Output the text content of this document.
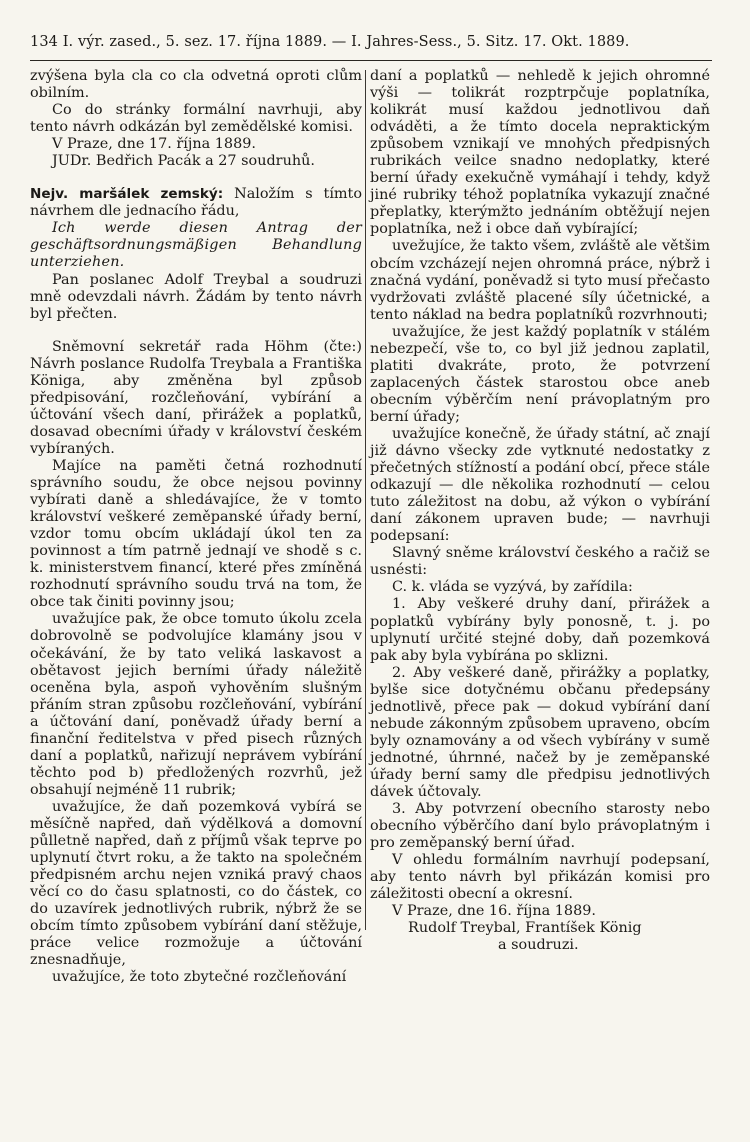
134 I. výr. zased., 5. sez. 17. října 1889. — I. Jahres-Sess., 5. Sitz. 17. Okt. 1889.

zvýšena byla cla co cla odvetná oproti clům obilním.

Co do stránky formální navrhuji, aby tento návrh odkázán byl zemědělské komisi.

V Praze, dne 17. října 1889.

JUDr. Bedřich Pacák a 27 soudruhů.

Nejv. maršálek zemský: Naložím s tímto návrhem dle jednacího řádu,

Ich werde diesen Antrag der geschäftsordnungsmäßigen Behandlung unterziehen.

Pan poslanec Adolf Treybal a soudruzi mně odevzdali návrh. Žádám by tento návrh byl přečten.

Sněmovní sekretář rada Höhm (čte:) Návrh poslance Rudolfa Treybala a Františka Königa, aby změněna byl způsob předpisování, rozčleňování, vybírání a účtování všech daní, přirážek a poplatků, dosavad obecními úřady v království českém vybíraných.

Majíce na paměti četná rozhodnutí správního soudu, že obce nejsou povinny vybírati daně a shledávajíce, že v tomto království veškeré zeměpanské úřady berní, vzdor tomu obcím ukládají úkol ten za povinnost a tím patrně jednají ve shodě s c. k. ministerstvem financí, které přes zmíněná rozhodnutí správního soudu trvá na tom, že obce tak činiti povinny jsou;

uvažujíce pak, že obce tomuto úkolu zcela dobrovolně se podvolujíce klamány jsou v očekávání, že by tato veliká laskavost a obětavost jejich berními úřady náležitě oceněna byla, aspoň vyhověním slušným přáním stran způsobu rozčleňování, vybírání a účtování daní, poněvadž úřady berní a finanční ředitelstva v před pisech různých daní a poplatků, nařizují neprávem vybírání těchto pod b) předložených rozvrhů, jež obsahují nejméně 11 rubrik;

uvažujíce, že daň pozemková vybírá se měsíčně napřed, daň výdělková a domovní půlletně napřed, daň z příjmů však teprve po uplynutí čtvrt roku, a že takto na společném předpisném archu nejen vzniká pravý chaos věcí co do času splatnosti, co do částek, co do uzavírek jednotlivých rubrik, nýbrž že se obcím tímto způsobem vybírání daní stěžuje, práce velice rozmožuje a účtování znesnadňuje,

uvažujíce, že toto zbytečné rozčleňování

daní a poplatků — nehledě k jejich ohromné výši — tolikrát rozptrpčuje poplatníka, kolikrát musí každou jednotlivou daň odváděti, a že tímto docela nepraktickým způsobem vznikají ve mnohých předpisných rubrikách veilce snadno nedoplatky, které berní úřady exekučně vymáhají i tehdy, když jiné rubriky téhož poplatníka vykazují značné přeplatky, kterýmžto jednáním obtěžují nejen poplatníka, než i obce daň vybírající;

uvežujíce, že takto všem, zvláště ale většim obcím vzcházejí nejen ohromná práce, nýbrž i značná vydání, poněvadž si tyto musí přečasto vydržovati zvláště placené síly účetnické, a tento náklad na bedra poplatníků rozvrhnouti;

uvažujíce, že jest každý poplatník v stálém nebezpečí, vše to, co byl již jednou zaplatil, platiti dvakráte, proto, že potvrzení zaplacených částek starostou obce aneb obecním výběrčím není právoplatným pro berní úřady;

uvažujíce konečně, že úřady státní, ač znají již dávno všecky zde vytknuté nedostatky z přečetných stížností a podání obcí, přece stále odkazují — dle několika rozhodnutí — celou tuto záležitost na dobu, až výkon o vybírání daní zákonem upraven bude; — navrhuji podepsaní:

Slavný sněme království českého a račiž se usnésti:

C. k. vláda se vyzývá, by zařídila:

1. Aby veškeré druhy daní, přirážek a poplatků vybírány byly ponosně, t. j. po uplynutí určité stejné doby, daň pozemková pak aby byla vybírána po sklizni.

2. Aby veškeré daně, přirážky a poplatky, bylše sice dotyčnému občanu předepsány jednotlivě, přece pak — dokud vybírání daní nebude zákonným způsobem upraveno, obcím byly oznamovány a od všech vybírány v sumě jednotné, úhrnné, načež by je zeměpanské úřady berní samy dle předpisu jednotlivých dávek účtovaly.

3. Aby potvrzení obecního starosty nebo obecního výběrčího daní bylo právoplatným i pro zeměpanský berní úřad.

V ohledu formálním navrhují podepsaní, aby tento návrh byl přikázán komisi pro záležitosti obecní a okresní.

V Praze, dne 16. října 1889.

Rudolf Treybal, Frantíšek König

a soudruzi.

◇ ◇ ◇ ◇ ◇

▶ **Objective**: Without the pictures, write out the whole listing above exactly as it appears.

▶ **Exercise solution**:
Output the text content of this document.
134 I. výr. zased., 5. sez. 17. října 1889. — I. Jahres-Sess., 5. Sitz. 17. Okt. 1889.

zvýšena byla cla co cla odvetná oproti clům obilním.

Co do stránky formální navrhuji, aby tento návrh odkázán byl zemědělské komisi.

V Praze, dne 17. října 1889.

JUDr. Bedřich Pacák a 27 soudruhů.

Nejv. maršálek zemský: Naložím s tímto návrhem dle jednacího řádu,

Ich werde diesen Antrag der geschäftsordnungsmäßigen Behandlung unterziehen.

Pan poslanec Adolf Treybal a soudruzi mně odevzdali návrh. Žádám by tento návrh byl přečten.

Sněmovní sekretář rada Höhm (čte:) Návrh poslance Rudolfa Treybala a Františka Königa, aby změněna byl způsob předpisování, rozčleňování, vybírání a účtování všech daní, přirážek a poplatků, dosavad obecními úřady v království českém vybíraných.

Majíce na paměti četná rozhodnutí správního soudu, že obce nejsou povinny vybírati daně a shledávajíce, že v tomto království veškeré zeměpanské úřady berní, vzdor tomu obcím ukládají úkol ten za povinnost a tím patrně jednají ve shodě s c. k. ministerstvem financí, které přes zmíněná rozhodnutí správního soudu trvá na tom, že obce tak činiti povinny jsou;

uvažujíce pak, že obce tomuto úkolu zcela dobrovolně se podvolujíce klamány jsou v očekávání, že by tato veliká laskavost a obětavost jejich berními úřady náležitě oceněna byla, aspoň vyhověním slušným přáním stran způsobu rozčleňování, vybírání a účtování daní, poněvadž úřady berní a finanční ředitelstva v před pisech různých daní a poplatků, nařizují neprávem vybírání těchto pod b) předložených rozvrhů, jež obsahují nejméně 11 rubrik;

uvažujíce, že daň pozemková vybírá se měsíčně napřed, daň výdělková a domovní půlletně napřed, daň z příjmů však teprve po uplynutí čtvrt roku, a že takto na společném předpisném archu nejen vzniká pravý chaos věcí co do času splatnosti, co do částek, co do uzavírek jednotlivých rubrik, nýbrž že se obcím tímto způsobem vybírání daní stěžuje, práce velice rozmožuje a účtování znesnadňuje,

uvažujíce, že toto zbytečné rozčleňování

daní a poplatků — nehledě k jejich ohromné výši — tolikrát rozptrpčuje poplatníka, kolikrát musí každou jednotlivou daň odváděti, a že tímto docela nepraktickým způsobem vznikají ve mnohých předpisných rubrikách veilce snadno nedoplatky, které berní úřady exekučně vymáhají i tehdy, když jiné rubriky téhož poplatníka vykazují značné přeplatky, kterýmžto jednáním obtěžují nejen poplatníka, než i obce daň vybírající;

uvežujíce, že takto všem, zvláště ale většim obcím vzcházejí nejen ohromná práce, nýbrž i značná vydání, poněvadž si tyto musí přečasto vydržovati zvláště placené síly účetnické, a tento náklad na bedra poplatníků rozvrhnouti;

uvažujíce, že jest každý poplatník v stálém nebezpečí, vše to, co byl již jednou zaplatil, platiti dvakráte, proto, že potvrzení zaplacených částek starostou obce aneb obecním výběrčím není právoplatným pro berní úřady;

uvažujíce konečně, že úřady státní, ač znají již dávno všecky zde vytknuté nedostatky z přečetných stížností a podání obcí, přece stále odkazují — dle několika rozhodnutí — celou tuto záležitost na dobu, až výkon o vybírání daní zákonem upraven bude; — navrhuji podepsaní:

Slavný sněme království českého a račiž se usnésti:

C. k. vláda se vyzývá, by zařídila:

1. Aby veškeré druhy daní, přirážek a poplatků vybírány byly ponosně, t. j. po uplynutí určité stejné doby, daň pozemková pak aby byla vybírána po sklizni.

2. Aby veškeré daně, přirážky a poplatky, bylše sice dotyčnému občanu předepsány jednotlivě, přece pak — dokud vybírání daní nebude zákonným způsobem upraveno, obcím byly oznamovány a od všech vybírány v sumě jednotné, úhrnné, načež by je zeměpanské úřady berní samy dle předpisu jednotlivých dávek účtovaly.

3. Aby potvrzení obecního starosty nebo obecního výběrčího daní bylo právoplatným i pro zeměpanský berní úřad.

V ohledu formálním navrhují podepsaní, aby tento návrh byl přikázán komisi pro záležitosti obecní a okresní.

V Praze, dne 16. října 1889.

Rudolf Treybal, Frantíšek König

a soudruzi.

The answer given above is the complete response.